● **Supplied data**:
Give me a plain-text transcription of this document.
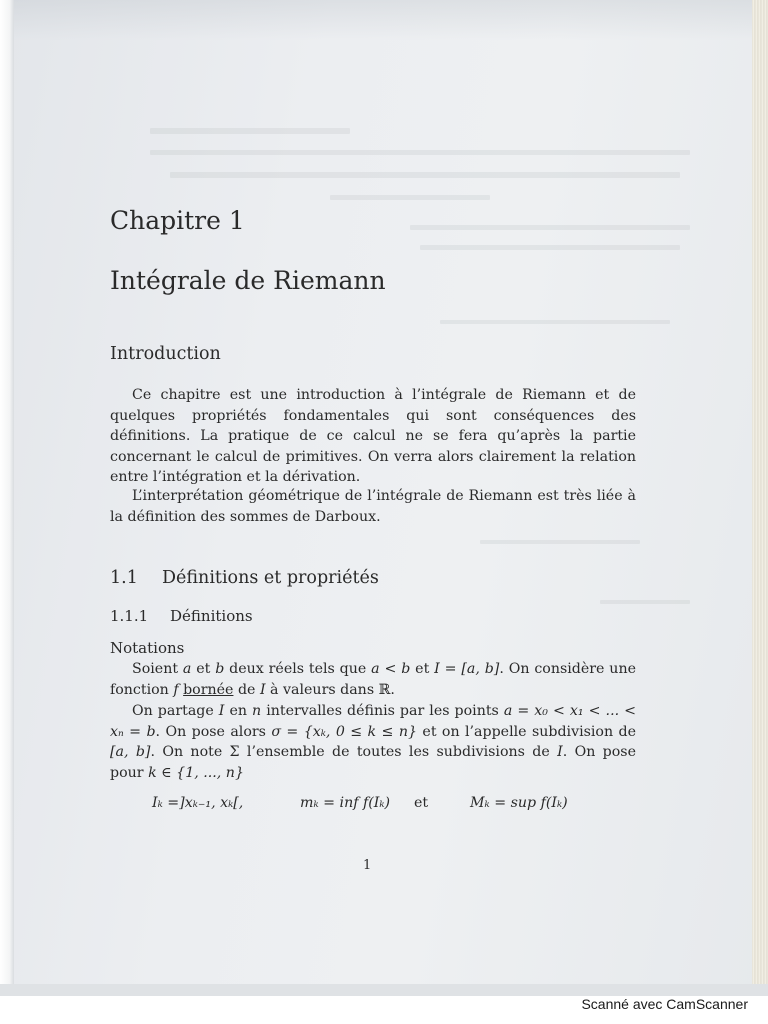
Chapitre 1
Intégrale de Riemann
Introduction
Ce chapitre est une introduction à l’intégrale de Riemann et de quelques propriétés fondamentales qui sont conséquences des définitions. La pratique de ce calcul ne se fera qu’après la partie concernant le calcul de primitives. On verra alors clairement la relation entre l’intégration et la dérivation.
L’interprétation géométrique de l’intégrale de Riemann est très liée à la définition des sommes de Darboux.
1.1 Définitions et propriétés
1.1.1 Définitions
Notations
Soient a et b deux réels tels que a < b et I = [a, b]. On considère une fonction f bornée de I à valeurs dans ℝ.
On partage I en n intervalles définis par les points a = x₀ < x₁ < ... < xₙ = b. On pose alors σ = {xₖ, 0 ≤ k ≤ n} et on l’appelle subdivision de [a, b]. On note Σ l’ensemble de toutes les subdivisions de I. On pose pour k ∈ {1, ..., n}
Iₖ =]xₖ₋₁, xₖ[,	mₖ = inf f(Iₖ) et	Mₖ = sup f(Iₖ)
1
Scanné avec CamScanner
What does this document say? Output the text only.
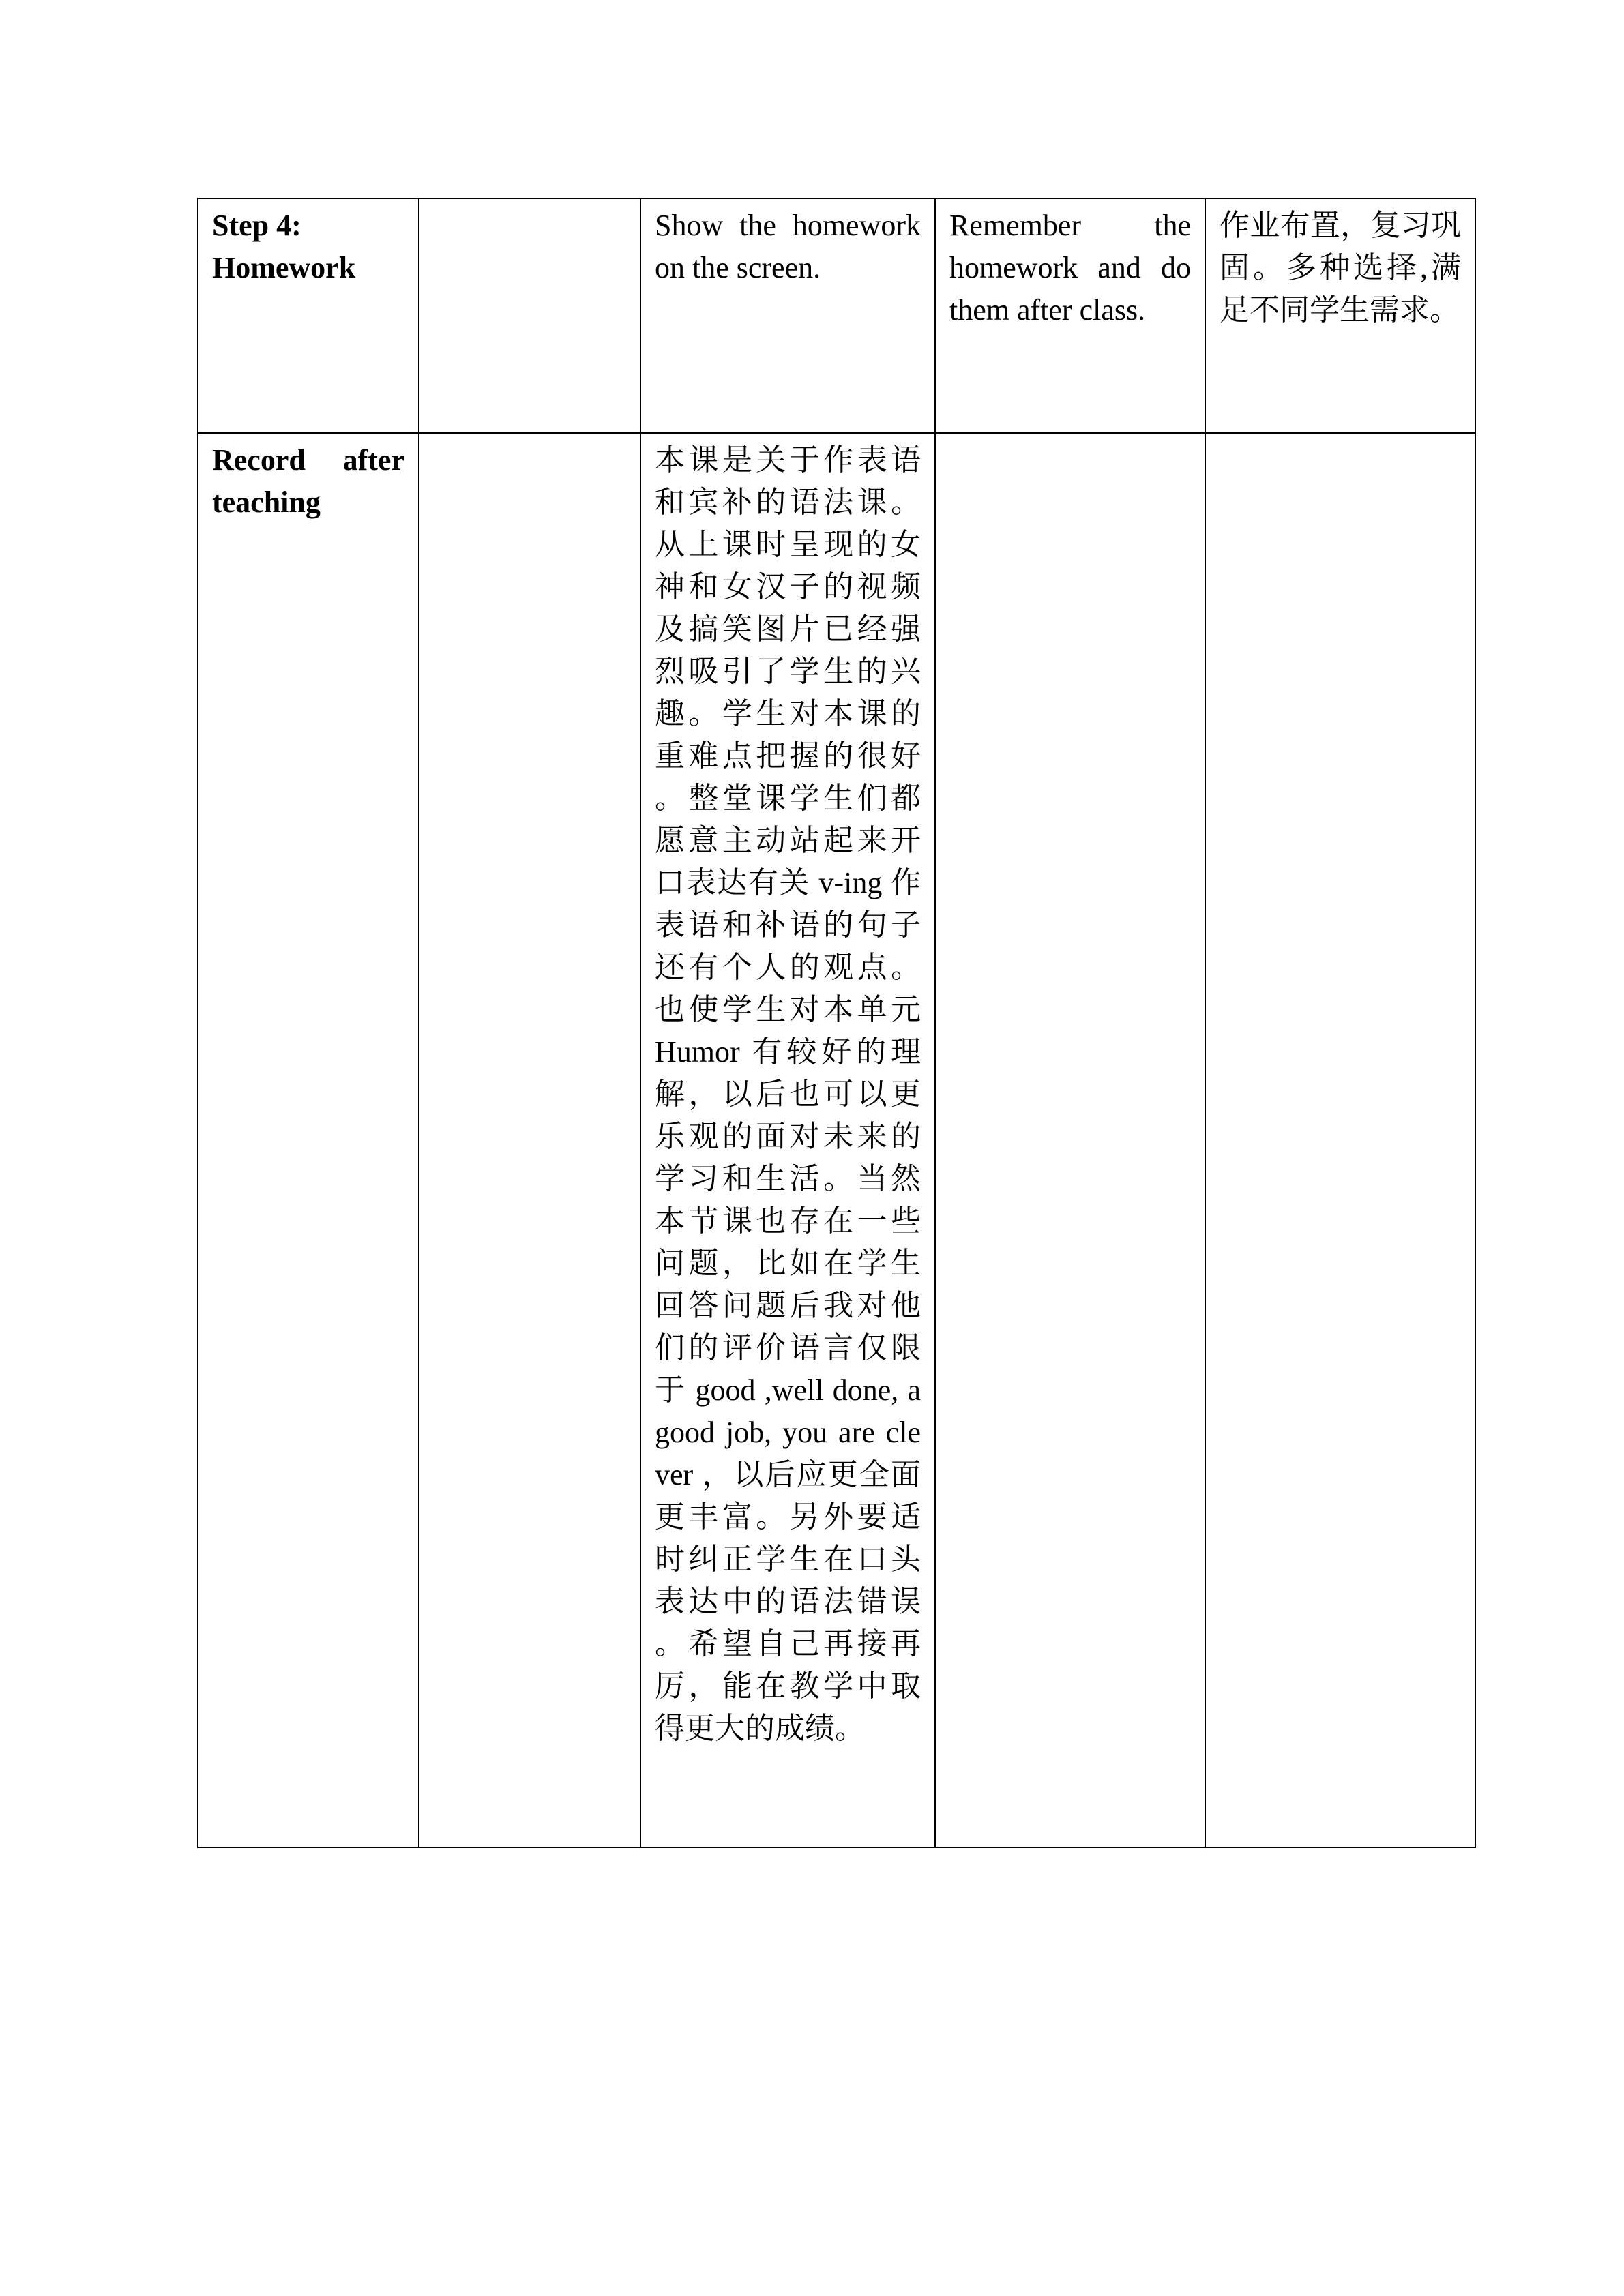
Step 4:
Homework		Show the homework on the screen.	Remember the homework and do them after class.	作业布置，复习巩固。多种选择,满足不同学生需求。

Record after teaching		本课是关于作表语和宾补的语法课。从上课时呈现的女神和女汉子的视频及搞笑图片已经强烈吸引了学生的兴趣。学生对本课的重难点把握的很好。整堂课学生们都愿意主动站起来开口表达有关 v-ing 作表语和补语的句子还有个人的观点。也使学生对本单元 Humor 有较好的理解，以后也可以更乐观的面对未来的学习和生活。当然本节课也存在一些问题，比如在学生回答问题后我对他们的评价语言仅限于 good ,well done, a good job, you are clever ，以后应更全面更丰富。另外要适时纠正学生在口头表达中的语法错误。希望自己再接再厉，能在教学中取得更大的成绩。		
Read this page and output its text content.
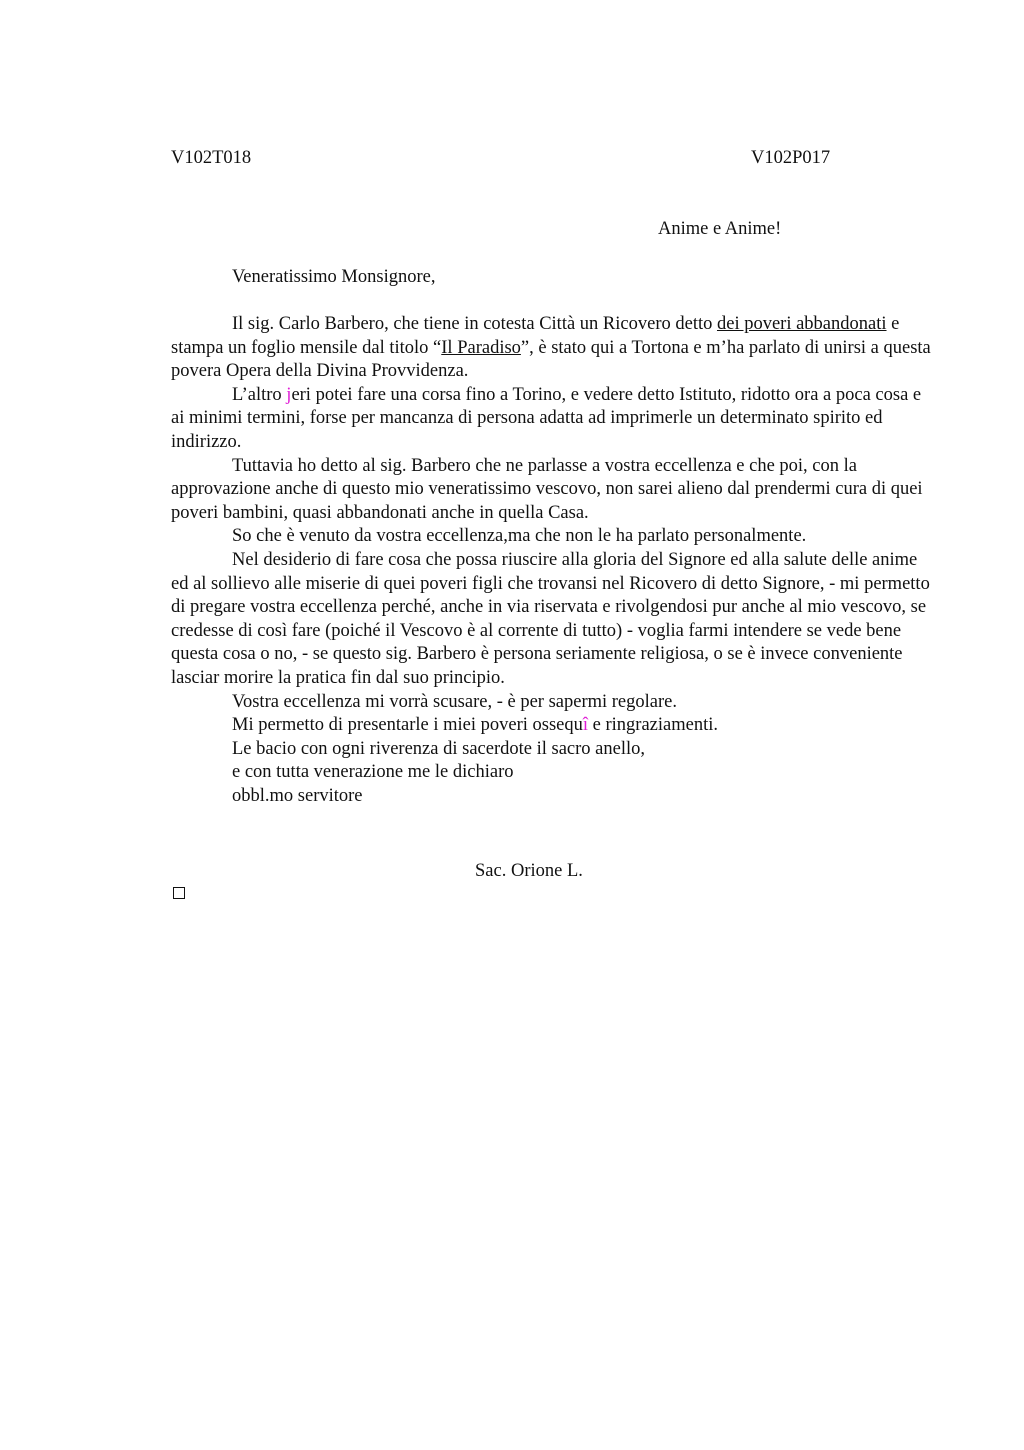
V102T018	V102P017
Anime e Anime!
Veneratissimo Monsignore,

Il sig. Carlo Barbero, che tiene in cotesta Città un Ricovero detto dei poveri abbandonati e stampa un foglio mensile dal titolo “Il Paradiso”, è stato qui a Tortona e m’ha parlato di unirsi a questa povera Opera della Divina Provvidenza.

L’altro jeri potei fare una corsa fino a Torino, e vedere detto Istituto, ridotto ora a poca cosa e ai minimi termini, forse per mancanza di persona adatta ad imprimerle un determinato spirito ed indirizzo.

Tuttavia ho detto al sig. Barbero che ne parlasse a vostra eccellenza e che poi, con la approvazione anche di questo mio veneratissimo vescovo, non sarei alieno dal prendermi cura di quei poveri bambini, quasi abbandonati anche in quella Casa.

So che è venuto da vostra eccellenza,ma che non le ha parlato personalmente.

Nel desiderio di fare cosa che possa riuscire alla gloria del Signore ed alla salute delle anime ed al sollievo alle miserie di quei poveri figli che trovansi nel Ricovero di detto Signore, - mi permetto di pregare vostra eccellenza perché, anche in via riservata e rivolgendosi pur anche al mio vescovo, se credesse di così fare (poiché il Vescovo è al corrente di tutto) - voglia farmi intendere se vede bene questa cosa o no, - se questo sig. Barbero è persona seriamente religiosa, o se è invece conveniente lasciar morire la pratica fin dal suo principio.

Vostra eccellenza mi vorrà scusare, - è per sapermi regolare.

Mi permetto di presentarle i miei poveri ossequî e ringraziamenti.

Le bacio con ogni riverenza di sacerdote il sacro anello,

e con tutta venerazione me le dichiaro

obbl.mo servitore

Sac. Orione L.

● **Objective**: What is needed is an exact reproduction of the data, pictures excluded.

● **Answer**:
Give me a plain-text transcription of this document.
Chapitre 1
Intégrale de Riemann
Introduction
Ce chapitre est une introduction à l’intégrale de Riemann et de quelques propriétés fondamentales qui sont conséquences des définitions. La pratique de ce calcul ne se fera qu’après la partie concernant le calcul de primitives. On verra alors clairement la relation entre l’intégration et la dérivation.
L’interprétation géométrique de l’intégrale de Riemann est très liée à la définition des sommes de Darboux.
1.1 Définitions et propriétés
1.1.1 Définitions
Notations
Soient a et b deux réels tels que a < b et I = [a, b]. On considère une fonction f bornée de I à valeurs dans ℝ.
On partage I en n intervalles définis par les points a = x₀ < x₁ < ... < xₙ = b. On pose alors σ = {xₖ, 0 ≤ k ≤ n} et on l’appelle subdivision de [a, b]. On note Σ l’ensemble de toutes les subdivisions de I. On pose pour k ∈ {1, ..., n}
Iₖ =]xₖ₋₁, xₖ[,	mₖ = inf f(Iₖ) et	Mₖ = sup f(Iₖ)
1
Scanné avec CamScanner
What does this document say? Output the text only.
Step 4:
Homework		Show the homework on the screen.	Remember the homework and do them after class.	作业布置，复习巩固。多种选择,满足不同学生需求。

Record after teaching		本课是关于作表语和宾补的语法课。从上课时呈现的女神和女汉子的视频及搞笑图片已经强烈吸引了学生的兴趣。学生对本课的重难点把握的很好。整堂课学生们都愿意主动站起来开口表达有关 v-ing 作表语和补语的句子还有个人的观点。也使学生对本单元 Humor 有较好的理解，以后也可以更乐观的面对未来的学习和生活。当然本节课也存在一些问题，比如在学生回答问题后我对他们的评价语言仅限于 good ,well done, a good job, you are clever ，以后应更全面更丰富。另外要适时纠正学生在口头表达中的语法错误。希望自己再接再厉，能在教学中取得更大的成绩。		
Read this page and output its text content.
V102T018	V102P017
Anime e Anime!
Veneratissimo Monsignore,

Il sig. Carlo Barbero, che tiene in cotesta Città un Ricovero detto dei poveri abbandonati e stampa un foglio mensile dal titolo “Il Paradiso”, è stato qui a Tortona e m’ha parlato di unirsi a questa povera Opera della Divina Provvidenza.

L’altro jeri potei fare una corsa fino a Torino, e vedere detto Istituto, ridotto ora a poca cosa e ai minimi termini, forse per mancanza di persona adatta ad imprimerle un determinato spirito ed indirizzo.

Tuttavia ho detto al sig. Barbero che ne parlasse a vostra eccellenza e che poi, con la approvazione anche di questo mio veneratissimo vescovo, non sarei alieno dal prendermi cura di quei poveri bambini, quasi abbandonati anche in quella Casa.

So che è venuto da vostra eccellenza,ma che non le ha parlato personalmente.

Nel desiderio di fare cosa che possa riuscire alla gloria del Signore ed alla salute delle anime ed al sollievo alle miserie di quei poveri figli che trovansi nel Ricovero di detto Signore, - mi permetto di pregare vostra eccellenza perché, anche in via riservata e rivolgendosi pur anche al mio vescovo, se credesse di così fare (poiché il Vescovo è al corrente di tutto) - voglia farmi intendere se vede bene questa cosa o no, - se questo sig. Barbero è persona seriamente religiosa, o se è invece conveniente lasciar morire la pratica fin dal suo principio.

Vostra eccellenza mi vorrà scusare, - è per sapermi regolare.

Mi permetto di presentarle i miei poveri ossequî e ringraziamenti.

Le bacio con ogni riverenza di sacerdote il sacro anello,

e con tutta venerazione me le dichiaro

obbl.mo servitore

Sac. Orione L.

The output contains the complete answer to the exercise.